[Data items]
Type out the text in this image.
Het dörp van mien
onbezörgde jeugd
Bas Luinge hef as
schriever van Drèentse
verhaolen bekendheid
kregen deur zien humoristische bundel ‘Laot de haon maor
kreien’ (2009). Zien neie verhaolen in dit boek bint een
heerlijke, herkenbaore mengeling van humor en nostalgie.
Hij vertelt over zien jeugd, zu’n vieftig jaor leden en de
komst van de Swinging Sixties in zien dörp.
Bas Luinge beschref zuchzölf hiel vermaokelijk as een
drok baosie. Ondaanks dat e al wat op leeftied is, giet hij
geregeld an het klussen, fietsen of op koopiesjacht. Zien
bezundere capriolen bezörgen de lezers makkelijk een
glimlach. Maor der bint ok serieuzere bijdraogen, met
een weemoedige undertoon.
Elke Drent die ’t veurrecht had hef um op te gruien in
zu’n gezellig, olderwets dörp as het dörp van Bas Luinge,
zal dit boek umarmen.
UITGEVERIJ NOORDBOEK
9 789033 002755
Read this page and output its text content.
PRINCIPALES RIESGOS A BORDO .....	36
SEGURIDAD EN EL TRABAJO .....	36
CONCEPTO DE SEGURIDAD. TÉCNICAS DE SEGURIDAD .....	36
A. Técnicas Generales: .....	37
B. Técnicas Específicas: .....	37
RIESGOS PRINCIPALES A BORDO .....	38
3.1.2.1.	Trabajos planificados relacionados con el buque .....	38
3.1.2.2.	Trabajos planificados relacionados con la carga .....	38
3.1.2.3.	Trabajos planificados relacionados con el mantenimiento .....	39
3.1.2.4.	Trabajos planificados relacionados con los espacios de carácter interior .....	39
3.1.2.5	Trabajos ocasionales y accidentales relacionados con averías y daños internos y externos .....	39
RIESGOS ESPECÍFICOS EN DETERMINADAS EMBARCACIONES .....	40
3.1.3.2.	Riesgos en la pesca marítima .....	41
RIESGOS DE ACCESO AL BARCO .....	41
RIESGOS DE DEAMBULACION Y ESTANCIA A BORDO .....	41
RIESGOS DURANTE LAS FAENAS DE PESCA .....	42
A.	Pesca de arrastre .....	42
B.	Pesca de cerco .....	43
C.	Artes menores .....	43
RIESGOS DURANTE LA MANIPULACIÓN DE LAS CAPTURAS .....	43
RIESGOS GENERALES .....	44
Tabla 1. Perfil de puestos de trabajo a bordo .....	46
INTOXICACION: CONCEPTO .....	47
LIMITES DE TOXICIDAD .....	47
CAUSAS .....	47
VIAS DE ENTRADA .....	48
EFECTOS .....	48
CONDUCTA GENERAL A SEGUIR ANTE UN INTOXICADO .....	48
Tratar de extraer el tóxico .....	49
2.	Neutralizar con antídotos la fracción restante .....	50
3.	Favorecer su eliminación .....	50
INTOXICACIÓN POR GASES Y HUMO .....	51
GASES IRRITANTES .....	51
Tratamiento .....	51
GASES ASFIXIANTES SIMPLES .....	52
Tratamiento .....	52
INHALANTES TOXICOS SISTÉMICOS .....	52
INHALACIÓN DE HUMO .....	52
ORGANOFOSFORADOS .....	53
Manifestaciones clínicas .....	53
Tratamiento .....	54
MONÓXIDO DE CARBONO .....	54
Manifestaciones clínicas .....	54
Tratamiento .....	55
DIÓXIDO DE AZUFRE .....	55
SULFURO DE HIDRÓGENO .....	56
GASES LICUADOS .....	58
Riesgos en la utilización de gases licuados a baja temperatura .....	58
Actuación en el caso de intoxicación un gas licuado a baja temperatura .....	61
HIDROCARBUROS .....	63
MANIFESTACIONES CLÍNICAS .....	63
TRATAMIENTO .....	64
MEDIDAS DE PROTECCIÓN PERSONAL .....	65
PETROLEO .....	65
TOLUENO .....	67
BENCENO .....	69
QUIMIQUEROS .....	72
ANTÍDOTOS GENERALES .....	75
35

*EXERCISE*:
Find the string "PRINCIPALES" in the records, then copy each line where it occurs.

*SOLUTION TO THIS PROBLEM*:
PRINCIPALES RIESGOS A BORDO .....	36
RIESGOS PRINCIPALES A BORDO .....	38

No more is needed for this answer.